● What the task asks: Gather each line in the entries that includes the string "purses".

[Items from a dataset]
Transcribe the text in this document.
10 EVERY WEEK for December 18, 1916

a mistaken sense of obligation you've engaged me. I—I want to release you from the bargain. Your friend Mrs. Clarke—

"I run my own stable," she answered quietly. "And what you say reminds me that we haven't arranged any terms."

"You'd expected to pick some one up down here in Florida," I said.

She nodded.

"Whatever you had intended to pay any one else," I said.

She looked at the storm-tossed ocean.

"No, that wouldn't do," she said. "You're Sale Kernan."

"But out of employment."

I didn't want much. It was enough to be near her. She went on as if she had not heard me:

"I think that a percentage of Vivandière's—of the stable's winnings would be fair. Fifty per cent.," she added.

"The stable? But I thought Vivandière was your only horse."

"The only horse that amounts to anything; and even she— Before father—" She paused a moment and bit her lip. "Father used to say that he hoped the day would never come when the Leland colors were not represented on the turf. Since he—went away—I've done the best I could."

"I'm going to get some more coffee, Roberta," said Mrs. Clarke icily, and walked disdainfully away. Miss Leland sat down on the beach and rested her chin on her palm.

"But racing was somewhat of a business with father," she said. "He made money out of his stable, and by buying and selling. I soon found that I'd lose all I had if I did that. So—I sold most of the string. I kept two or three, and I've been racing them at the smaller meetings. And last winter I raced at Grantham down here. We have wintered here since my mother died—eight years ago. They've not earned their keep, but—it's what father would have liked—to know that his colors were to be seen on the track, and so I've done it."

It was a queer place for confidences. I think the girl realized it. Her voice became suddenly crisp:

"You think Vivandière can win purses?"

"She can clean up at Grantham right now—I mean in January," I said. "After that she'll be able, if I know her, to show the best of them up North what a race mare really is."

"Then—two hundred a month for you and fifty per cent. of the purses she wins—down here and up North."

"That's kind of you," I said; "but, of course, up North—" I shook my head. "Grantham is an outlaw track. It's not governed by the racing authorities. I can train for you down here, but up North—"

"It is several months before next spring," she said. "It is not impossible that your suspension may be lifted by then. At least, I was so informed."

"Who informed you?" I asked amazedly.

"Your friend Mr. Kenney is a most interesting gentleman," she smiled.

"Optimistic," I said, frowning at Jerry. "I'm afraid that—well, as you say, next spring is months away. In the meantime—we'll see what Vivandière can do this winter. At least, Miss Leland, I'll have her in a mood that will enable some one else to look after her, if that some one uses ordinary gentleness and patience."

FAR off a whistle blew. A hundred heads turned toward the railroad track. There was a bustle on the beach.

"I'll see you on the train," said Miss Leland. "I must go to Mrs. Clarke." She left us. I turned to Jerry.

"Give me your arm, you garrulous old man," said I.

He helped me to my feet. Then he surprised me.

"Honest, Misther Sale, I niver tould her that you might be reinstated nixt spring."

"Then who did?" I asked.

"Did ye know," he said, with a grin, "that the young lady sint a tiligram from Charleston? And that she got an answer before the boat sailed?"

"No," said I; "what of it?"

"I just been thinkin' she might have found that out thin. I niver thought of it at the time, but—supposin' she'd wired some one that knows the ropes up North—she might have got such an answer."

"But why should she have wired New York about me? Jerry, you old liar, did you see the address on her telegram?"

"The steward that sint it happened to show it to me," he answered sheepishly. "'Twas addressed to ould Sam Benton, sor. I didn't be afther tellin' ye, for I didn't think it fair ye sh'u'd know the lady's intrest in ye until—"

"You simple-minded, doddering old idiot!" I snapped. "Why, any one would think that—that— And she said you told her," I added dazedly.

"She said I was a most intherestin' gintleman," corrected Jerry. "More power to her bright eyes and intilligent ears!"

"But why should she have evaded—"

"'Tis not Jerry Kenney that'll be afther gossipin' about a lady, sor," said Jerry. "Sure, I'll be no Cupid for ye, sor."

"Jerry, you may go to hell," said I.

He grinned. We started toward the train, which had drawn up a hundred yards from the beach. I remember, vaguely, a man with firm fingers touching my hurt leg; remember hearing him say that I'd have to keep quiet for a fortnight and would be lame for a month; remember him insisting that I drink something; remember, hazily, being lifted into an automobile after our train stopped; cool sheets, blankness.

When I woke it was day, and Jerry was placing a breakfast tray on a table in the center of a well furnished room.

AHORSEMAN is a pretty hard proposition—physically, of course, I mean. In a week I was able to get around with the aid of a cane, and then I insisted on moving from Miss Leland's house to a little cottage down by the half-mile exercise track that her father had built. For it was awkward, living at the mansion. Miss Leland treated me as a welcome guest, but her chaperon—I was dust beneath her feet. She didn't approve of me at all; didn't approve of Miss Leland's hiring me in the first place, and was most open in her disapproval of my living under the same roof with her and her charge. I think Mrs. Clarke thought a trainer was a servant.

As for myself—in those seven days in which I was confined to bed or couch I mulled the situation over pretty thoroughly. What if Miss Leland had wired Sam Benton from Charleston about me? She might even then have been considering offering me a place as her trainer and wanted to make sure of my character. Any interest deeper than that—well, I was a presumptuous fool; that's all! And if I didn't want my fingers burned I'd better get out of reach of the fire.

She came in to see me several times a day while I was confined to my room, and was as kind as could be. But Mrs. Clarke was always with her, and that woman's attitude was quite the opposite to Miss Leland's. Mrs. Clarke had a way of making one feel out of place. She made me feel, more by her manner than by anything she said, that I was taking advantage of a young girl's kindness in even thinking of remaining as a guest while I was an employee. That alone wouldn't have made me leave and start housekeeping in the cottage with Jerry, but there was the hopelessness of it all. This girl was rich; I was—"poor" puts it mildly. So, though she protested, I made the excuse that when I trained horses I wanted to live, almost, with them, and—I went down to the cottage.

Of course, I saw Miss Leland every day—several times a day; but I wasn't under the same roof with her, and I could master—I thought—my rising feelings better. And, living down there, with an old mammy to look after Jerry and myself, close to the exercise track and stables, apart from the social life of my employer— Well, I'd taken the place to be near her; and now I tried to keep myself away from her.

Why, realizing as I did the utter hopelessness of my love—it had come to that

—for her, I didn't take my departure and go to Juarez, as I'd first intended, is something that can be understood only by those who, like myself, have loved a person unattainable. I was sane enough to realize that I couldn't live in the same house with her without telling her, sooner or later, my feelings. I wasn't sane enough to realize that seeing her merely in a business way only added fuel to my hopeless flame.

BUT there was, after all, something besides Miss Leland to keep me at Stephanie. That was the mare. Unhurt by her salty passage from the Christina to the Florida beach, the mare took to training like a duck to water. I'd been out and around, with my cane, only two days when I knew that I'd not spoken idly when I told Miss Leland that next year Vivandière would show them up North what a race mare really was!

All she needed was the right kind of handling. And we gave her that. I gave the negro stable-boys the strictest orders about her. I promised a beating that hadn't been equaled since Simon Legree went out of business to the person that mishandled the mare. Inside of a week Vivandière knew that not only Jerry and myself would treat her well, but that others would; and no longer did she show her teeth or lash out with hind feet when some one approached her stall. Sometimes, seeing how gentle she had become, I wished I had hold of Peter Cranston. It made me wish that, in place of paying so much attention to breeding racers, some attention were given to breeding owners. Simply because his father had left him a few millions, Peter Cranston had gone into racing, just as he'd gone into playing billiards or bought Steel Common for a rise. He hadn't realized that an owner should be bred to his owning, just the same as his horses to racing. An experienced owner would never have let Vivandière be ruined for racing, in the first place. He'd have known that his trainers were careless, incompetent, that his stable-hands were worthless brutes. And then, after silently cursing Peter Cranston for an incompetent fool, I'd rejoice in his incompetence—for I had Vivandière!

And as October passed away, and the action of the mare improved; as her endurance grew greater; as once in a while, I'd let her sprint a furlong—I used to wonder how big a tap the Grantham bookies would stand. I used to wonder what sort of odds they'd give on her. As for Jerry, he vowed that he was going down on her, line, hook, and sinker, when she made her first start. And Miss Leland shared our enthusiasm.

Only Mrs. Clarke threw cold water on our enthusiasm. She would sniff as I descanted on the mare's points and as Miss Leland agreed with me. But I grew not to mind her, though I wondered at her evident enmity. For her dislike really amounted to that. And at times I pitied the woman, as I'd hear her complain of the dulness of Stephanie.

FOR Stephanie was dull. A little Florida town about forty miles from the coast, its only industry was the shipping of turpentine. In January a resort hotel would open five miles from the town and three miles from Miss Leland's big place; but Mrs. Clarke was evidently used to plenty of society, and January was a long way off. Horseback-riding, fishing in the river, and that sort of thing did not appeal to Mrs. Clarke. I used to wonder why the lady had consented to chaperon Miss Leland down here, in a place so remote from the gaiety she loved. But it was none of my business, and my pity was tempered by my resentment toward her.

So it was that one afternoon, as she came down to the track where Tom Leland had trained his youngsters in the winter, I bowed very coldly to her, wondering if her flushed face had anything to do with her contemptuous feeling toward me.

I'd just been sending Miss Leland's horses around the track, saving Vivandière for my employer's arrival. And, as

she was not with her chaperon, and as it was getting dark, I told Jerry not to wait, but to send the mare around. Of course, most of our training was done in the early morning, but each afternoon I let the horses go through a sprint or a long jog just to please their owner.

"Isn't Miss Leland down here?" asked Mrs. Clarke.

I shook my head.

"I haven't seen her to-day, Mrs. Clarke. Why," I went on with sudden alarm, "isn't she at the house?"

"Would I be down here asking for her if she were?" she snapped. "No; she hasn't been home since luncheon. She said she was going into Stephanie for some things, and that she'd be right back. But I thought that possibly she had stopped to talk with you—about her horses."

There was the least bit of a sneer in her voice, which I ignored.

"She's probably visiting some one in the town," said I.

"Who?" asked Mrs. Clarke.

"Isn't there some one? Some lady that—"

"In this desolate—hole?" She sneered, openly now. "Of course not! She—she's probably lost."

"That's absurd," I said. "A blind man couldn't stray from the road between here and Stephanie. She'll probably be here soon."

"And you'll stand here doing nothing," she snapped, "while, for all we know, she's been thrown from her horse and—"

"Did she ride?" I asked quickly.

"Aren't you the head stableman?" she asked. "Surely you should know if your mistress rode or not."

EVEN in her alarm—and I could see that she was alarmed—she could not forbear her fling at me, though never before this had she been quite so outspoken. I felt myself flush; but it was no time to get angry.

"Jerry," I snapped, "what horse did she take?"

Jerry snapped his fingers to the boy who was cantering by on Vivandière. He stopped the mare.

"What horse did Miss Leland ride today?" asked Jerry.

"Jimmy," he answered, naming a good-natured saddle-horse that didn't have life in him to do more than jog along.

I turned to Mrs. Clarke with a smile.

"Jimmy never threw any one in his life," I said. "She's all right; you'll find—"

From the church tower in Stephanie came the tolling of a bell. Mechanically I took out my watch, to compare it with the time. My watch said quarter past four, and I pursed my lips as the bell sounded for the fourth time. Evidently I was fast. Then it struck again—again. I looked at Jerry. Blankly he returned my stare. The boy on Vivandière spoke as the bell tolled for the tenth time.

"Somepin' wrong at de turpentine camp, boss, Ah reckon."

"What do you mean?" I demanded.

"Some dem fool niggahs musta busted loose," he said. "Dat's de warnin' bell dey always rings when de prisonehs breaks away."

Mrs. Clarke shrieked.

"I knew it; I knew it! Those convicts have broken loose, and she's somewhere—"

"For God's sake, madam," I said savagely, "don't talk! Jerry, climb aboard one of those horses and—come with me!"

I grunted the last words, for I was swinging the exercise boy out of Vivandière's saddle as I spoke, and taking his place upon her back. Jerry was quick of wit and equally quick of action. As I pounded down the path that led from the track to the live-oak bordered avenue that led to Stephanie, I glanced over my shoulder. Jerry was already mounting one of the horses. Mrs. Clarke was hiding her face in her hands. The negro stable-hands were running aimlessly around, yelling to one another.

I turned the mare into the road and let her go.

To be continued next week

● Answer for the task:
"You think Vivandière can win purses?"
"Then—two hundred a month for you and fifty per cent. of the purses she wins—down here and up North."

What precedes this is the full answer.